## Information given:
####################

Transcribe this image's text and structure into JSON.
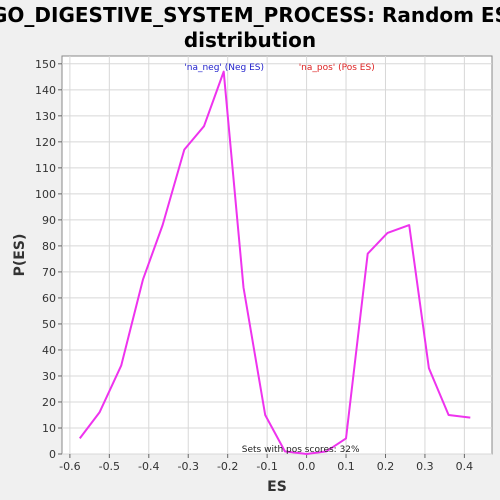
{
  "chart_data": {
    "type": "line",
    "title_line1": "GO_DIGESTIVE_SYSTEM_PROCESS: Random ES",
    "title_line2": "distribution",
    "xlabel": "ES",
    "ylabel": "P(ES)",
    "xlim": [
      -0.62,
      0.47
    ],
    "ylim": [
      0,
      153
    ],
    "x_ticks": [
      -0.6,
      -0.5,
      -0.4,
      -0.3,
      -0.2,
      -0.1,
      0.0,
      0.1,
      0.2,
      0.3,
      0.4
    ],
    "x_tick_labels": [
      "-0.6",
      "-0.5",
      "-0.4",
      "-0.3",
      "-0.2",
      "-0.1",
      "0.0",
      "0.1",
      "0.2",
      "0.3",
      "0.4"
    ],
    "y_ticks": [
      0,
      10,
      20,
      30,
      40,
      50,
      60,
      70,
      80,
      90,
      100,
      110,
      120,
      130,
      140,
      150
    ],
    "y_tick_labels": [
      "0",
      "10",
      "20",
      "30",
      "40",
      "50",
      "60",
      "70",
      "80",
      "90",
      "100",
      "110",
      "120",
      "130",
      "140",
      "150"
    ],
    "legend": [
      {
        "label": "'na_neg' (Neg ES)",
        "color": "#2222cc"
      },
      {
        "label": "'na_pos' (Pos ES)",
        "color": "#dd2222"
      }
    ],
    "annotation": "Sets with pos scores: 32%",
    "background": "#ffffff",
    "line_color": "#ee33ee",
    "grid": true,
    "series": [
      {
        "x": [
          -0.575,
          -0.525,
          -0.47,
          -0.415,
          -0.365,
          -0.31,
          -0.26,
          -0.21,
          -0.16,
          -0.105,
          -0.055,
          0.0,
          0.05,
          0.1,
          0.155,
          0.205,
          0.26,
          0.31,
          0.36,
          0.415
        ],
        "y": [
          6,
          16,
          34,
          67,
          88,
          117,
          126,
          147,
          64,
          15,
          1,
          0,
          1,
          6,
          77,
          85,
          88,
          33,
          15,
          14
        ]
      }
    ]
  }
}
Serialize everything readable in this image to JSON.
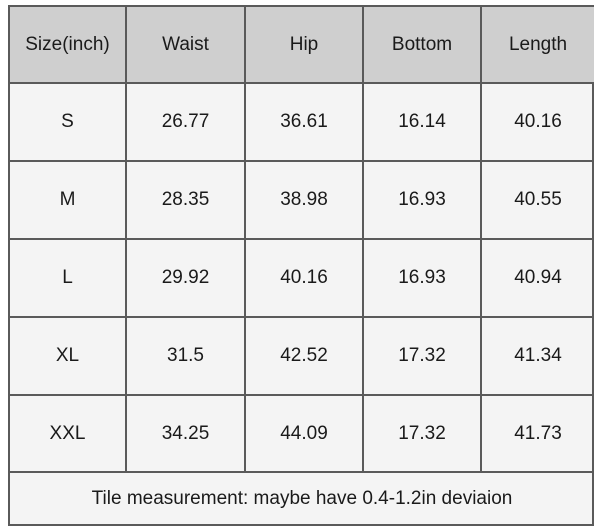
{
  "table": {
    "header": [
      "Size(inch)",
      "Waist",
      "Hip",
      "Bottom",
      "Length"
    ],
    "rows": [
      [
        "S",
        "26.77",
        "36.61",
        "16.14",
        "40.16"
      ],
      [
        "M",
        "28.35",
        "38.98",
        "16.93",
        "40.55"
      ],
      [
        "L",
        "29.92",
        "40.16",
        "16.93",
        "40.94"
      ],
      [
        "XL",
        "31.5",
        "42.52",
        "17.32",
        "41.34"
      ],
      [
        "XXL",
        "34.25",
        "44.09",
        "17.32",
        "41.73"
      ]
    ],
    "note": "Tile measurement: maybe have 0.4-1.2in deviaion"
  }
}
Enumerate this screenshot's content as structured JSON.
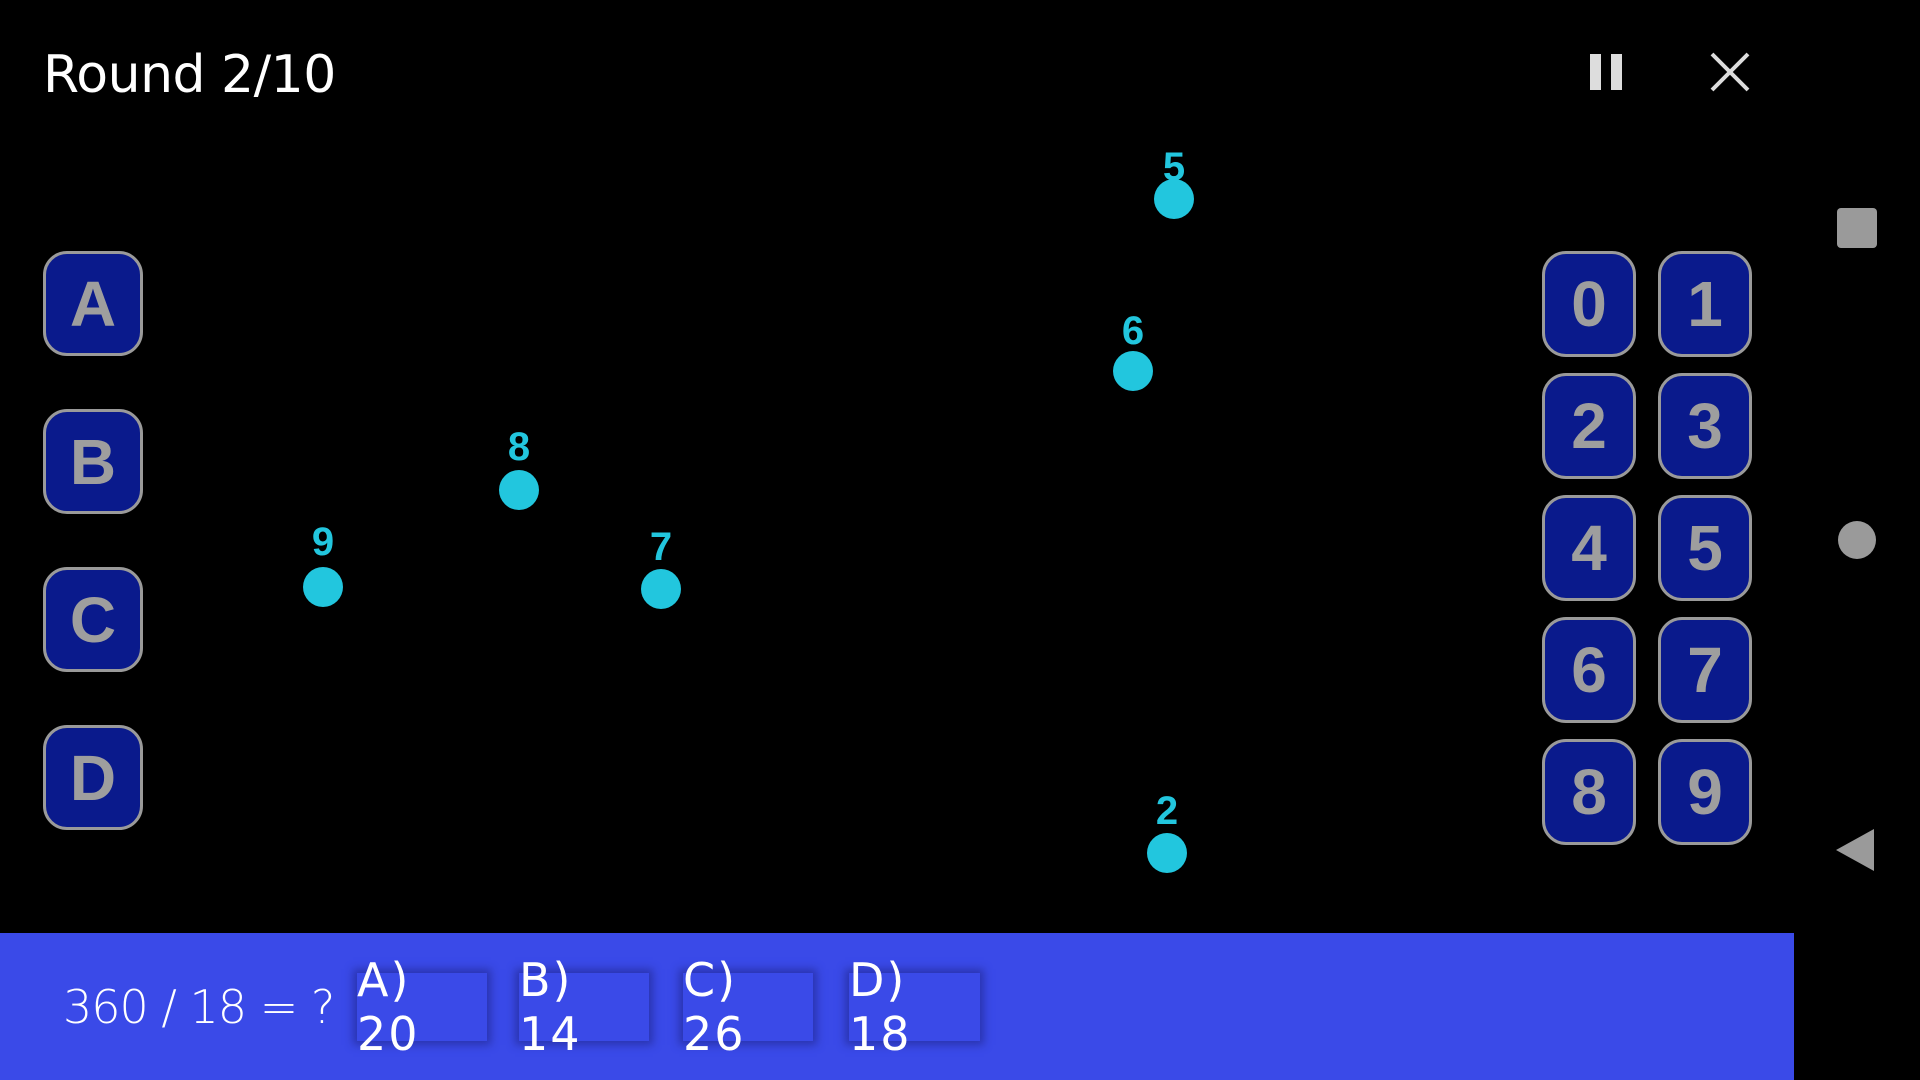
{
  "header": {
    "title": "Round 2/10",
    "pause_icon": "pause-icon",
    "close_icon": "close-icon"
  },
  "answer_buttons": [
    "A",
    "B",
    "C",
    "D"
  ],
  "number_pad": [
    "0",
    "1",
    "2",
    "3",
    "4",
    "5",
    "6",
    "7",
    "8",
    "9"
  ],
  "dots": [
    {
      "label": "5"
    },
    {
      "label": "6"
    },
    {
      "label": "8"
    },
    {
      "label": "9"
    },
    {
      "label": "7"
    },
    {
      "label": "2"
    }
  ],
  "question": {
    "text": "360 / 18 = ?",
    "options": [
      "A) 20",
      "B) 14",
      "C) 26",
      "D) 18"
    ]
  },
  "system_nav": [
    "recents-square-icon",
    "home-circle-icon",
    "back-triangle-icon"
  ],
  "colors": {
    "background": "#000000",
    "button_fill": "#0a1a8c",
    "dot": "#22c6de",
    "question_bar": "#3a4ae8"
  }
}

####################

## Task goal:
Repeat the material exactly as it reads, without any of its pictures.

## Response to the task:
Transcribe this image's text and structure into JSON.
{
  "chart_data": {
    "type": "line",
    "title_line1": "GO_DIGESTIVE_SYSTEM_PROCESS: Random ES",
    "title_line2": "distribution",
    "xlabel": "ES",
    "ylabel": "P(ES)",
    "xlim": [
      -0.62,
      0.47
    ],
    "ylim": [
      0,
      153
    ],
    "x_ticks": [
      -0.6,
      -0.5,
      -0.4,
      -0.3,
      -0.2,
      -0.1,
      0.0,
      0.1,
      0.2,
      0.3,
      0.4
    ],
    "x_tick_labels": [
      "-0.6",
      "-0.5",
      "-0.4",
      "-0.3",
      "-0.2",
      "-0.1",
      "0.0",
      "0.1",
      "0.2",
      "0.3",
      "0.4"
    ],
    "y_ticks": [
      0,
      10,
      20,
      30,
      40,
      50,
      60,
      70,
      80,
      90,
      100,
      110,
      120,
      130,
      140,
      150
    ],
    "y_tick_labels": [
      "0",
      "10",
      "20",
      "30",
      "40",
      "50",
      "60",
      "70",
      "80",
      "90",
      "100",
      "110",
      "120",
      "130",
      "140",
      "150"
    ],
    "legend": [
      {
        "label": "'na_neg' (Neg ES)",
        "color": "#2222cc"
      },
      {
        "label": "'na_pos' (Pos ES)",
        "color": "#dd2222"
      }
    ],
    "annotation": "Sets with pos scores: 32%",
    "background": "#ffffff",
    "line_color": "#ee33ee",
    "grid": true,
    "series": [
      {
        "x": [
          -0.575,
          -0.525,
          -0.47,
          -0.415,
          -0.365,
          -0.31,
          -0.26,
          -0.21,
          -0.16,
          -0.105,
          -0.055,
          0.0,
          0.05,
          0.1,
          0.155,
          0.205,
          0.26,
          0.31,
          0.36,
          0.415
        ],
        "y": [
          6,
          16,
          34,
          67,
          88,
          117,
          126,
          147,
          64,
          15,
          1,
          0,
          1,
          6,
          77,
          85,
          88,
          33,
          15,
          14
        ]
      }
    ]
  }
}
Serialize everything readable in this image to JSON.
{
  "table": {
    "header": [
      "Size(inch)",
      "Waist",
      "Hip",
      "Bottom",
      "Length"
    ],
    "rows": [
      [
        "S",
        "26.77",
        "36.61",
        "16.14",
        "40.16"
      ],
      [
        "M",
        "28.35",
        "38.98",
        "16.93",
        "40.55"
      ],
      [
        "L",
        "29.92",
        "40.16",
        "16.93",
        "40.94"
      ],
      [
        "XL",
        "31.5",
        "42.52",
        "17.32",
        "41.34"
      ],
      [
        "XXL",
        "34.25",
        "44.09",
        "17.32",
        "41.73"
      ]
    ],
    "note": "Tile measurement: maybe have 0.4-1.2in deviaion"
  }
}
Enumerate this screenshot's content as structured JSON.
{
  "header": {
    "title": "Round 2/10",
    "pause_icon": "pause-icon",
    "close_icon": "close-icon"
  },
  "answer_buttons": [
    "A",
    "B",
    "C",
    "D"
  ],
  "number_pad": [
    "0",
    "1",
    "2",
    "3",
    "4",
    "5",
    "6",
    "7",
    "8",
    "9"
  ],
  "dots": [
    {
      "label": "5"
    },
    {
      "label": "6"
    },
    {
      "label": "8"
    },
    {
      "label": "9"
    },
    {
      "label": "7"
    },
    {
      "label": "2"
    }
  ],
  "question": {
    "text": "360 / 18 = ?",
    "options": [
      "A) 20",
      "B) 14",
      "C) 26",
      "D) 18"
    ]
  },
  "system_nav": [
    "recents-square-icon",
    "home-circle-icon",
    "back-triangle-icon"
  ],
  "colors": {
    "background": "#000000",
    "button_fill": "#0a1a8c",
    "dot": "#22c6de",
    "question_bar": "#3a4ae8"
  }
}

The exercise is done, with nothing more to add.